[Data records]
────────
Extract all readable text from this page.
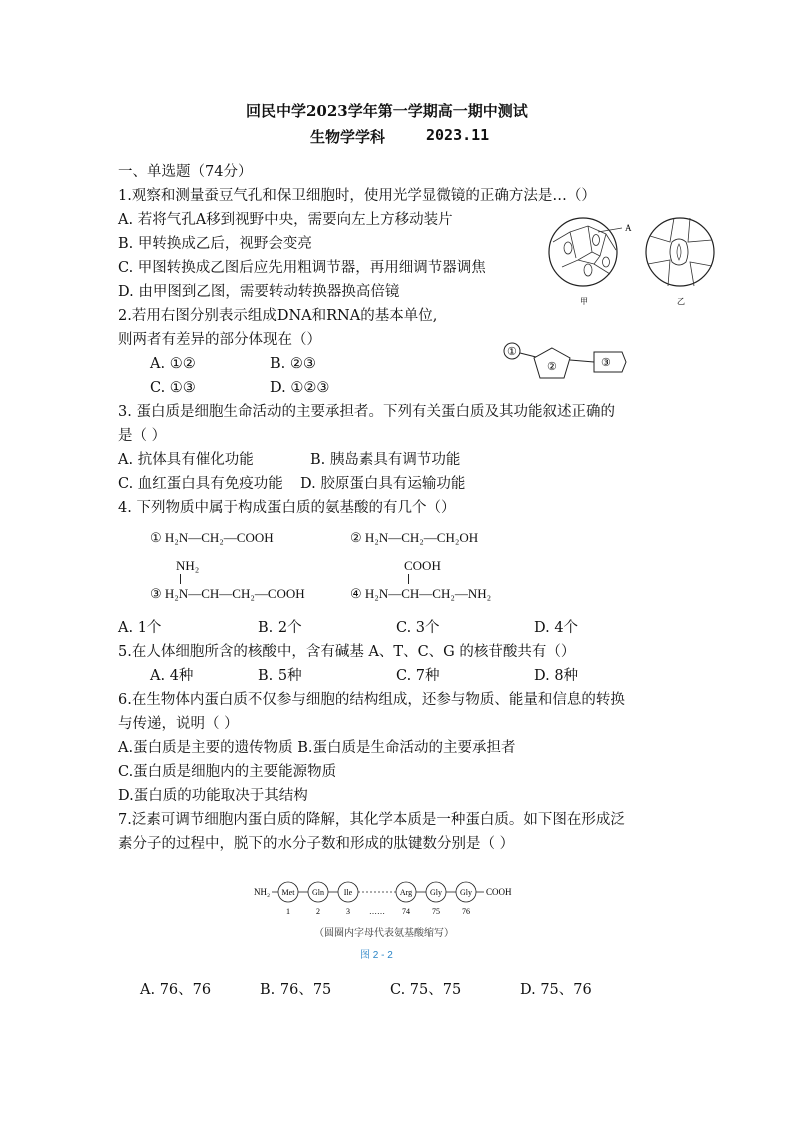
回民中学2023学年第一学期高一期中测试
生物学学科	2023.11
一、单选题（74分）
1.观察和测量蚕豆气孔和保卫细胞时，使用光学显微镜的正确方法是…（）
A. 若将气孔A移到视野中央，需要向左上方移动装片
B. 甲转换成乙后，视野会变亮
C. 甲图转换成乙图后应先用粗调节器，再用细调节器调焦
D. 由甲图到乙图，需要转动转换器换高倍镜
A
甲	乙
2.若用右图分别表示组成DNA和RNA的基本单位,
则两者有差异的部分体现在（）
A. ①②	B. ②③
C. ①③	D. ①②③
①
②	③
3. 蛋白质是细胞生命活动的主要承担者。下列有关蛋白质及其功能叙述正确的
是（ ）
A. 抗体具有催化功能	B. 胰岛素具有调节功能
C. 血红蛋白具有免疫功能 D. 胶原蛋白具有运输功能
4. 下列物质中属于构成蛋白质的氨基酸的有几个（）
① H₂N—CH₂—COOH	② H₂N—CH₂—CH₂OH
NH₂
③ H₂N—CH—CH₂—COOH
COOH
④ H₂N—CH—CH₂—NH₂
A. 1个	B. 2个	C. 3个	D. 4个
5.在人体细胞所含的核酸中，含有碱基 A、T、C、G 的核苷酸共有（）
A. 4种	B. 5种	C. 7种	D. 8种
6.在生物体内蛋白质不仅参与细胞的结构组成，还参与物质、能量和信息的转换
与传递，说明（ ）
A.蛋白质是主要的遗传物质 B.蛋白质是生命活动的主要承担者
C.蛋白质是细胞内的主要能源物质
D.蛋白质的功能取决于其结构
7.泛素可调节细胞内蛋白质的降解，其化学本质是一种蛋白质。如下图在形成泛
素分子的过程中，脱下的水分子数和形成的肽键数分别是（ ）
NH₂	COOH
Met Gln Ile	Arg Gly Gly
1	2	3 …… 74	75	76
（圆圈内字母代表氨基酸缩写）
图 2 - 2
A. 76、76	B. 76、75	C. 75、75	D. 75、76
────────
**CHALLENGE:** Take the data above and repeat it exactly, leaving each picture out.

**WRITTEN SOLUTION:**
Extract all readable text from this page.
回民中学2023学年第一学期高一期中测试
生物学学科	2023.11
一、单选题（74分）
1.观察和测量蚕豆气孔和保卫细胞时，使用光学显微镜的正确方法是…（）
A. 若将气孔A移到视野中央，需要向左上方移动装片
B. 甲转换成乙后，视野会变亮
C. 甲图转换成乙图后应先用粗调节器，再用细调节器调焦
D. 由甲图到乙图，需要转动转换器换高倍镜
A
甲	乙
2.若用右图分别表示组成DNA和RNA的基本单位,
则两者有差异的部分体现在（）
A. ①②	B. ②③
C. ①③	D. ①②③
①
②	③
3. 蛋白质是细胞生命活动的主要承担者。下列有关蛋白质及其功能叙述正确的
是（ ）
A. 抗体具有催化功能	B. 胰岛素具有调节功能
C. 血红蛋白具有免疫功能 D. 胶原蛋白具有运输功能
4. 下列物质中属于构成蛋白质的氨基酸的有几个（）
① H₂N—CH₂—COOH	② H₂N—CH₂—CH₂OH
NH₂
③ H₂N—CH—CH₂—COOH
COOH
④ H₂N—CH—CH₂—NH₂
A. 1个	B. 2个	C. 3个	D. 4个
5.在人体细胞所含的核酸中，含有碱基 A、T、C、G 的核苷酸共有（）
A. 4种	B. 5种	C. 7种	D. 8种
6.在生物体内蛋白质不仅参与细胞的结构组成，还参与物质、能量和信息的转换
与传递，说明（ ）
A.蛋白质是主要的遗传物质 B.蛋白质是生命活动的主要承担者
C.蛋白质是细胞内的主要能源物质
D.蛋白质的功能取决于其结构
7.泛素可调节细胞内蛋白质的降解，其化学本质是一种蛋白质。如下图在形成泛
素分子的过程中，脱下的水分子数和形成的肽键数分别是（ ）
NH₂	COOH
Met Gln Ile	Arg Gly Gly
1	2	3 …… 74	75	76
（圆圈内字母代表氨基酸缩写）
图 2 - 2
A. 76、76	B. 76、75	C. 75、75	D. 75、76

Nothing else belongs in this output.